-- START --

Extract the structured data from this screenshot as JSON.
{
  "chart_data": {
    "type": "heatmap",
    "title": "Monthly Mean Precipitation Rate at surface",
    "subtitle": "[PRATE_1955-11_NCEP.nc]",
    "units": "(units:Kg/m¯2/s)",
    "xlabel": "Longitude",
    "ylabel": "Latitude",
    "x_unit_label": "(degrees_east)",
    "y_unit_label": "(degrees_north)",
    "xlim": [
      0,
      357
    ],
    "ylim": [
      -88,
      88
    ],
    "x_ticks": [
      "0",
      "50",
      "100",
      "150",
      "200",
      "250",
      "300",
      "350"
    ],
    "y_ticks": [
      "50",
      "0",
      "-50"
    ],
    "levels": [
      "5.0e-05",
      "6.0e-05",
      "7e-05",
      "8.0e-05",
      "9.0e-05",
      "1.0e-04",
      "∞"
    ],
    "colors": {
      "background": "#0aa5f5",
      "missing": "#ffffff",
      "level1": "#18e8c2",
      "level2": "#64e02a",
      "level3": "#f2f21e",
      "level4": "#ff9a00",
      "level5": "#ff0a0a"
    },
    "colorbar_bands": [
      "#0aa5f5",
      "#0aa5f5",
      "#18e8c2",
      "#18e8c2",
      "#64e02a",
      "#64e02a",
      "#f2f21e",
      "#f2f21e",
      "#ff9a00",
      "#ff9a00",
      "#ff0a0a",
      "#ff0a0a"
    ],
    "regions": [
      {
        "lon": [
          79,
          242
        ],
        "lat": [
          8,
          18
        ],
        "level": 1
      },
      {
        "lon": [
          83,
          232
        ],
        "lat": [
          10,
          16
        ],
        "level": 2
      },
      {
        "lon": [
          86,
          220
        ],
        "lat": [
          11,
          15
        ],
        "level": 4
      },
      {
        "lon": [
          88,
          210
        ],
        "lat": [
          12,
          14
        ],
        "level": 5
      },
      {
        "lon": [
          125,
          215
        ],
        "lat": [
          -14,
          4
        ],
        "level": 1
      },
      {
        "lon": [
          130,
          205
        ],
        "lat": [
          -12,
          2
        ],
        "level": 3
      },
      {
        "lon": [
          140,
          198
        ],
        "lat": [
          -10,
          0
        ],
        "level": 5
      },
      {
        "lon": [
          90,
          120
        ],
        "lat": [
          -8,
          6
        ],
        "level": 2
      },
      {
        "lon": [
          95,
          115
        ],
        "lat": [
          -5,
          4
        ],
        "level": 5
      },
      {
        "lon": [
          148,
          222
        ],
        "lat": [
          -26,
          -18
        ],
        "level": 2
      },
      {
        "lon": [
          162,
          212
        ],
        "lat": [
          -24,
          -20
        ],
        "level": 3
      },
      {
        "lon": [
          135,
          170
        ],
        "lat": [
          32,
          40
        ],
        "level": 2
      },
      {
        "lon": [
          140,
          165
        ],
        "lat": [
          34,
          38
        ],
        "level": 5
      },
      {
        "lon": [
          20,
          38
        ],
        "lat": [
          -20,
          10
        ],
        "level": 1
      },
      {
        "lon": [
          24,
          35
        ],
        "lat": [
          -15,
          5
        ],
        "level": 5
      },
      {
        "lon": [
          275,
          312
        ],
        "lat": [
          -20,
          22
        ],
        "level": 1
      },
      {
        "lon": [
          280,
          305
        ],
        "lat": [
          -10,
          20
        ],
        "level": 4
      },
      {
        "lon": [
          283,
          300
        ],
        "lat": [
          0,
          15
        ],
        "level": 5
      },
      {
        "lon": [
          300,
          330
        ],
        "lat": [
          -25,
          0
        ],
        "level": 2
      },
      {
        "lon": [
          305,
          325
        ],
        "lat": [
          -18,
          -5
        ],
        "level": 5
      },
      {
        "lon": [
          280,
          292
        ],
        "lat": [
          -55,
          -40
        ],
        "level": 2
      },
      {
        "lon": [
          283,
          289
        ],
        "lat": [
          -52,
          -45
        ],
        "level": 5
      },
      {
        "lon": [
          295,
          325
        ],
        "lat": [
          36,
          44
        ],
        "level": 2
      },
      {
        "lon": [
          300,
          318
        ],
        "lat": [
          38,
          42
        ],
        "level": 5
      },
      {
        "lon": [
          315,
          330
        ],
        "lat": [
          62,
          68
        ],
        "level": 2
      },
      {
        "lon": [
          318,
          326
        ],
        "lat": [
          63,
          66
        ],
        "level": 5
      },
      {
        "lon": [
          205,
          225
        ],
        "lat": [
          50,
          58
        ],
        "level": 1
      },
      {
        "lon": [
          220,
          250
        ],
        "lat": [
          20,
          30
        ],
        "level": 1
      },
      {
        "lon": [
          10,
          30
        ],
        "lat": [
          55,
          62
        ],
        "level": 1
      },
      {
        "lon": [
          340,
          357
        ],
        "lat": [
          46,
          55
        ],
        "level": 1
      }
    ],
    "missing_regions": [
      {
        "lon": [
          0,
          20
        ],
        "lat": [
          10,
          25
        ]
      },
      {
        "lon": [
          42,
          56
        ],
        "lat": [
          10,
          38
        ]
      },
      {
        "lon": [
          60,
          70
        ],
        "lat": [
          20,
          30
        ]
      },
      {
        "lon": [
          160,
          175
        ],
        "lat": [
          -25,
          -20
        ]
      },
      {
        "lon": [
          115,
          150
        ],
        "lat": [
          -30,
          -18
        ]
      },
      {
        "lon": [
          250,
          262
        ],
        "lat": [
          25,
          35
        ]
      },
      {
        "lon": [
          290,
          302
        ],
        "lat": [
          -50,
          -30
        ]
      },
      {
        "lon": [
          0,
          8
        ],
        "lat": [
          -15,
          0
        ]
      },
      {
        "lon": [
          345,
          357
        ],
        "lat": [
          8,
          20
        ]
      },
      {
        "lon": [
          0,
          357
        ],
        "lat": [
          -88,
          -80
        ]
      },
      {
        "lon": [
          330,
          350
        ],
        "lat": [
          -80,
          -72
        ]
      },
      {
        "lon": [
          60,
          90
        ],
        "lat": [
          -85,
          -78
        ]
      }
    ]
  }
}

-- END --

## What you have to do
Write out every line of the records exactly.

## The answer
Extract the structured data from this screenshot as JSON.
{
  "chart_data": {
    "type": "heatmap",
    "title": "Monthly Mean Precipitation Rate at surface",
    "subtitle": "[PRATE_1955-11_NCEP.nc]",
    "units": "(units:Kg/m¯2/s)",
    "xlabel": "Longitude",
    "ylabel": "Latitude",
    "x_unit_label": "(degrees_east)",
    "y_unit_label": "(degrees_north)",
    "xlim": [
      0,
      357
    ],
    "ylim": [
      -88,
      88
    ],
    "x_ticks": [
      "0",
      "50",
      "100",
      "150",
      "200",
      "250",
      "300",
      "350"
    ],
    "y_ticks": [
      "50",
      "0",
      "-50"
    ],
    "levels": [
      "5.0e-05",
      "6.0e-05",
      "7e-05",
      "8.0e-05",
      "9.0e-05",
      "1.0e-04",
      "∞"
    ],
    "colors": {
      "background": "#0aa5f5",
      "missing": "#ffffff",
      "level1": "#18e8c2",
      "level2": "#64e02a",
      "level3": "#f2f21e",
      "level4": "#ff9a00",
      "level5": "#ff0a0a"
    },
    "colorbar_bands": [
      "#0aa5f5",
      "#0aa5f5",
      "#18e8c2",
      "#18e8c2",
      "#64e02a",
      "#64e02a",
      "#f2f21e",
      "#f2f21e",
      "#ff9a00",
      "#ff9a00",
      "#ff0a0a",
      "#ff0a0a"
    ],
    "regions": [
      {
        "lon": [
          79,
          242
        ],
        "lat": [
          8,
          18
        ],
        "level": 1
      },
      {
        "lon": [
          83,
          232
        ],
        "lat": [
          10,
          16
        ],
        "level": 2
      },
      {
        "lon": [
          86,
          220
        ],
        "lat": [
          11,
          15
        ],
        "level": 4
      },
      {
        "lon": [
          88,
          210
        ],
        "lat": [
          12,
          14
        ],
        "level": 5
      },
      {
        "lon": [
          125,
          215
        ],
        "lat": [
          -14,
          4
        ],
        "level": 1
      },
      {
        "lon": [
          130,
          205
        ],
        "lat": [
          -12,
          2
        ],
        "level": 3
      },
      {
        "lon": [
          140,
          198
        ],
        "lat": [
          -10,
          0
        ],
        "level": 5
      },
      {
        "lon": [
          90,
          120
        ],
        "lat": [
          -8,
          6
        ],
        "level": 2
      },
      {
        "lon": [
          95,
          115
        ],
        "lat": [
          -5,
          4
        ],
        "level": 5
      },
      {
        "lon": [
          148,
          222
        ],
        "lat": [
          -26,
          -18
        ],
        "level": 2
      },
      {
        "lon": [
          162,
          212
        ],
        "lat": [
          -24,
          -20
        ],
        "level": 3
      },
      {
        "lon": [
          135,
          170
        ],
        "lat": [
          32,
          40
        ],
        "level": 2
      },
      {
        "lon": [
          140,
          165
        ],
        "lat": [
          34,
          38
        ],
        "level": 5
      },
      {
        "lon": [
          20,
          38
        ],
        "lat": [
          -20,
          10
        ],
        "level": 1
      },
      {
        "lon": [
          24,
          35
        ],
        "lat": [
          -15,
          5
        ],
        "level": 5
      },
      {
        "lon": [
          275,
          312
        ],
        "lat": [
          -20,
          22
        ],
        "level": 1
      },
      {
        "lon": [
          280,
          305
        ],
        "lat": [
          -10,
          20
        ],
        "level": 4
      },
      {
        "lon": [
          283,
          300
        ],
        "lat": [
          0,
          15
        ],
        "level": 5
      },
      {
        "lon": [
          300,
          330
        ],
        "lat": [
          -25,
          0
        ],
        "level": 2
      },
      {
        "lon": [
          305,
          325
        ],
        "lat": [
          -18,
          -5
        ],
        "level": 5
      },
      {
        "lon": [
          280,
          292
        ],
        "lat": [
          -55,
          -40
        ],
        "level": 2
      },
      {
        "lon": [
          283,
          289
        ],
        "lat": [
          -52,
          -45
        ],
        "level": 5
      },
      {
        "lon": [
          295,
          325
        ],
        "lat": [
          36,
          44
        ],
        "level": 2
      },
      {
        "lon": [
          300,
          318
        ],
        "lat": [
          38,
          42
        ],
        "level": 5
      },
      {
        "lon": [
          315,
          330
        ],
        "lat": [
          62,
          68
        ],
        "level": 2
      },
      {
        "lon": [
          318,
          326
        ],
        "lat": [
          63,
          66
        ],
        "level": 5
      },
      {
        "lon": [
          205,
          225
        ],
        "lat": [
          50,
          58
        ],
        "level": 1
      },
      {
        "lon": [
          220,
          250
        ],
        "lat": [
          20,
          30
        ],
        "level": 1
      },
      {
        "lon": [
          10,
          30
        ],
        "lat": [
          55,
          62
        ],
        "level": 1
      },
      {
        "lon": [
          340,
          357
        ],
        "lat": [
          46,
          55
        ],
        "level": 1
      }
    ],
    "missing_regions": [
      {
        "lon": [
          0,
          20
        ],
        "lat": [
          10,
          25
        ]
      },
      {
        "lon": [
          42,
          56
        ],
        "lat": [
          10,
          38
        ]
      },
      {
        "lon": [
          60,
          70
        ],
        "lat": [
          20,
          30
        ]
      },
      {
        "lon": [
          160,
          175
        ],
        "lat": [
          -25,
          -20
        ]
      },
      {
        "lon": [
          115,
          150
        ],
        "lat": [
          -30,
          -18
        ]
      },
      {
        "lon": [
          250,
          262
        ],
        "lat": [
          25,
          35
        ]
      },
      {
        "lon": [
          290,
          302
        ],
        "lat": [
          -50,
          -30
        ]
      },
      {
        "lon": [
          0,
          8
        ],
        "lat": [
          -15,
          0
        ]
      },
      {
        "lon": [
          345,
          357
        ],
        "lat": [
          8,
          20
        ]
      },
      {
        "lon": [
          0,
          357
        ],
        "lat": [
          -88,
          -80
        ]
      },
      {
        "lon": [
          330,
          350
        ],
        "lat": [
          -80,
          -72
        ]
      },
      {
        "lon": [
          60,
          90
        ],
        "lat": [
          -85,
          -78
        ]
      }
    ]
  }
}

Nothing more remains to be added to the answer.